Work to complete:
Extract every line from the entries below that contains the string "trendline". Letter case must match.

Provided data:
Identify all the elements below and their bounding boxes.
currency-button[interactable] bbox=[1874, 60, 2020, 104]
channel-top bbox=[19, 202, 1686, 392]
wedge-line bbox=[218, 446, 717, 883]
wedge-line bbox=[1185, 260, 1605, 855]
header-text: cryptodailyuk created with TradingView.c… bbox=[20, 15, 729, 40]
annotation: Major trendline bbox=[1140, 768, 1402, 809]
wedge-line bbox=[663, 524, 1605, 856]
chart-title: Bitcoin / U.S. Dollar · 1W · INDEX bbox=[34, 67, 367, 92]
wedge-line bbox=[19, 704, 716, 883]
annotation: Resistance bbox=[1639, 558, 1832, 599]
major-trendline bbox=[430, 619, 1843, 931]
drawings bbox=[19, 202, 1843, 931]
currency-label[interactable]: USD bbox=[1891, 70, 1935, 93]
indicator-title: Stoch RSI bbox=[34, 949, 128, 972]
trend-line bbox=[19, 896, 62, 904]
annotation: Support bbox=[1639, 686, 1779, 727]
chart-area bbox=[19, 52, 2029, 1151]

Output below:
annotation: Major trendline bbox=[1140, 768, 1402, 809]
major-trendline bbox=[430, 619, 1843, 931]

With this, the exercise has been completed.